Problem description: Count every line where "time" shows up, and give that number only.

Input records:
* Start *

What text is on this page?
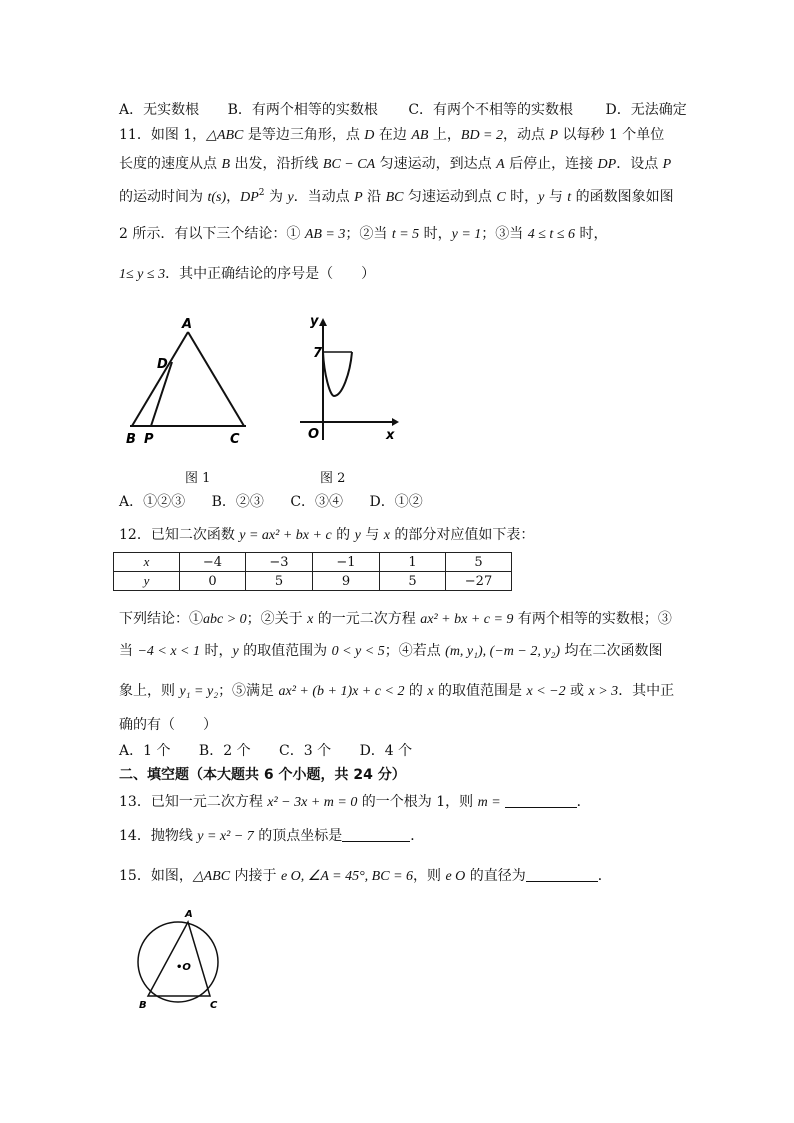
A．无实数根 B．有两个相等的实数根 C．有两个不相等的实数根 D．无法确定
11．如图 1，△ABC 是等边三角形，点 D 在边 AB 上，BD = 2，动点 P 以每秒 1 个单位
长度的速度从点 B 出发，沿折线 BC − CA 匀速运动，到达点 A 后停止，连接 DP．设点 P
的运动时间为 t(s)，$DP^2$ 为 y．当动点 P 沿 BC 匀速运动到点 C 时，y 与 t 的函数图象如图
2 所示．有以下三个结论：① AB = 3；②当 t = 5 时，y = 1；③当 4 ≤ t ≤ 6 时，
1≤ y ≤ 3．其中正确结论的序号是（　　）
A
D
B P	C
图 1
y
7
O	x
图 2
A．①②③ B．②③ C．③④ D．①②
12．已知二次函数 y = ax² + bx + c 的 y 与 x 的部分对应值如下表：
x	−4	−3	−1	1	5
y	0	5	9	5	−27
下列结论：①abc > 0；②关于 x 的一元二次方程 ax² + bx + c = 9 有两个相等的实数根；③
当 −4 < x < 1 时，y 的取值范围为 0 < y < 5；④若点 (m, y₁), (−m − 2, y₂) 均在二次函数图
象上，则 y₁ = y₂；⑤满足 ax² + (b + 1)x + c < 2 的 x 的取值范围是 x < −2 或 x > 3．其中正
确的有（　　）
A．1 个 B．2 个 C．3 个 D．4 个
二、填空题（本大题共 6 个小题，共 24 分）
13．已知一元二次方程 x² − 3x + m = 0 的一个根为 1，则 m =	．
14．抛物线 y = x² − 7 的顶点坐标是	．
15．如图，△ABC 内接于 e O, ∠A = 45°, BC = 6，则 e O 的直径为	．
A
•O
B	C
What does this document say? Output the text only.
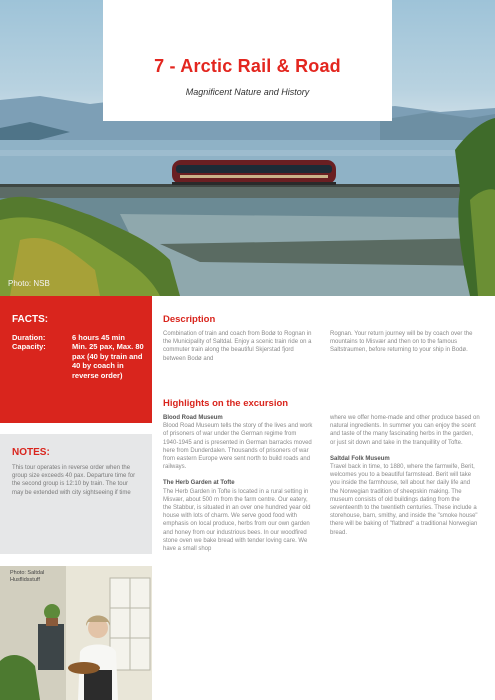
Photo: NSB
7 - Arctic Rail & Road
Magnificent Nature and History
FACTS:
Duration:	6 hours 45 min
Capacity:	Min. 25 pax, Max. 80 pax (40 by train and 40 by coach in reverse order)
NOTES:

This tour operates in reverse order when the group size exceeds 40 pax. Departure time for the second group is 12:10 by train. The tour may be extended with city sightseeing if time

Photo: Saltdal
Husflidsstuff
Description
Combination of train and coach from Bodø to Rognan in the Municipality of Saltdal. Enjoy a scenic train ride on a commuter train along the beautiful Skjerstad fjord between Bodø and
Rognan. Your return journey will be by coach over the mountains to Misvær and then on to the famous Saltstraumen, before returning to your ship in Bodø.
Highlights on the excursion
Blood Road Museum
Blood Road Museum tells the story of the lives and work of prisoners of war under the German regime from 1940-1945 and is presented in German barracks moved here from Dunderdalen. Thousands of prisoners of war from eastern Europe were sent north to build roads and railways.
The Herb Garden at Tofte
The Herb Garden in Tofte is located in a rural setting in Misvær, about 500 m from the farm centre. Our eatery, the Stabbur, is situated in an over one hundred year old house with lots of charm. We serve good food with emphasis on local produce, herbs from our own garden and honey from our industrious bees. In our woodfired stone oven we bake bread with tender loving care. We have a small shop
where we offer home-made and other produce based on natural ingredients. In summer you can enjoy the scent and taste of the many fascinating herbs in the garden, or just sit down and take in the tranquillity of Tofte.
Saltdal Folk Museum
Travel back in time, to 1880, where the farmwife, Berit, welcomes you to a beautiful farmstead. Berit will take you inside the farmhouse, tell about her daily life and the Norwegian tradition of sheepskin making. The museum consists of old buildings dating from the seventeenth to the twentieth centuries. These include a storehouse, barn, smithy, and inside the "smoke house" there will be baking of "flatbrød" a traditional Norwegian bread.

* End *

Expected answer: 2